Exercise: The entries below should be transcribed in their entirety, exactly as written.

(begin)

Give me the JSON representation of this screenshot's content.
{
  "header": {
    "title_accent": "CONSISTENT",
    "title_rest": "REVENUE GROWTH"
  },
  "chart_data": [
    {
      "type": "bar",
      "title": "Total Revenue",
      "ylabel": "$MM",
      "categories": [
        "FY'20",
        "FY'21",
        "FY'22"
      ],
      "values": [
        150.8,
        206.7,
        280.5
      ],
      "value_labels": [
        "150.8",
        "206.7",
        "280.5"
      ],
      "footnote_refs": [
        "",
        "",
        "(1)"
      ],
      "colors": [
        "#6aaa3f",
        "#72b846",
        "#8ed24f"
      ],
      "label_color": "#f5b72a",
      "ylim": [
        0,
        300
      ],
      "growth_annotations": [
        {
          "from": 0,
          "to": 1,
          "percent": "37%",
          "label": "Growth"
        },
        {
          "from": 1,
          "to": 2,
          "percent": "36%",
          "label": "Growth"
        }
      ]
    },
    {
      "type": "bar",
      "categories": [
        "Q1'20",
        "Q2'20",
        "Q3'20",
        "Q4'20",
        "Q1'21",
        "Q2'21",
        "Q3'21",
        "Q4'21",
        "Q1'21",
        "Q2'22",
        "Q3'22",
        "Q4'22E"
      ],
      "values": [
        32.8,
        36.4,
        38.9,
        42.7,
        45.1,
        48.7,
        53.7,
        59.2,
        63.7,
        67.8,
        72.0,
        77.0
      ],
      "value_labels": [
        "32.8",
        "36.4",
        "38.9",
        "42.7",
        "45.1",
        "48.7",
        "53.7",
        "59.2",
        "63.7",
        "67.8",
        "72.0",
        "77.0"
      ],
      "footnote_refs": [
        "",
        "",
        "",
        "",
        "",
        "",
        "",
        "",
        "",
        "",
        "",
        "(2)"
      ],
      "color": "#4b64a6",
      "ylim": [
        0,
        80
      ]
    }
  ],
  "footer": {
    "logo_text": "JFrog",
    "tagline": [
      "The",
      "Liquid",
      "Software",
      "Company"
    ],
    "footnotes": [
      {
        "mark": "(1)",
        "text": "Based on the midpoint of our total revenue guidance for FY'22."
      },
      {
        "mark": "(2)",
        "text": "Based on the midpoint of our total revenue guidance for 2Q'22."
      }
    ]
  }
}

(end)

Answer in full:
Give me the JSON representation of this screenshot's content.
{
  "header": {
    "title_accent": "CONSISTENT",
    "title_rest": "REVENUE GROWTH"
  },
  "chart_data": [
    {
      "type": "bar",
      "title": "Total Revenue",
      "ylabel": "$MM",
      "categories": [
        "FY'20",
        "FY'21",
        "FY'22"
      ],
      "values": [
        150.8,
        206.7,
        280.5
      ],
      "value_labels": [
        "150.8",
        "206.7",
        "280.5"
      ],
      "footnote_refs": [
        "",
        "",
        "(1)"
      ],
      "colors": [
        "#6aaa3f",
        "#72b846",
        "#8ed24f"
      ],
      "label_color": "#f5b72a",
      "ylim": [
        0,
        300
      ],
      "growth_annotations": [
        {
          "from": 0,
          "to": 1,
          "percent": "37%",
          "label": "Growth"
        },
        {
          "from": 1,
          "to": 2,
          "percent": "36%",
          "label": "Growth"
        }
      ]
    },
    {
      "type": "bar",
      "categories": [
        "Q1'20",
        "Q2'20",
        "Q3'20",
        "Q4'20",
        "Q1'21",
        "Q2'21",
        "Q3'21",
        "Q4'21",
        "Q1'21",
        "Q2'22",
        "Q3'22",
        "Q4'22E"
      ],
      "values": [
        32.8,
        36.4,
        38.9,
        42.7,
        45.1,
        48.7,
        53.7,
        59.2,
        63.7,
        67.8,
        72.0,
        77.0
      ],
      "value_labels": [
        "32.8",
        "36.4",
        "38.9",
        "42.7",
        "45.1",
        "48.7",
        "53.7",
        "59.2",
        "63.7",
        "67.8",
        "72.0",
        "77.0"
      ],
      "footnote_refs": [
        "",
        "",
        "",
        "",
        "",
        "",
        "",
        "",
        "",
        "",
        "",
        "(2)"
      ],
      "color": "#4b64a6",
      "ylim": [
        0,
        80
      ]
    }
  ],
  "footer": {
    "logo_text": "JFrog",
    "tagline": [
      "The",
      "Liquid",
      "Software",
      "Company"
    ],
    "footnotes": [
      {
        "mark": "(1)",
        "text": "Based on the midpoint of our total revenue guidance for FY'22."
      },
      {
        "mark": "(2)",
        "text": "Based on the midpoint of our total revenue guidance for 2Q'22."
      }
    ]
  }
}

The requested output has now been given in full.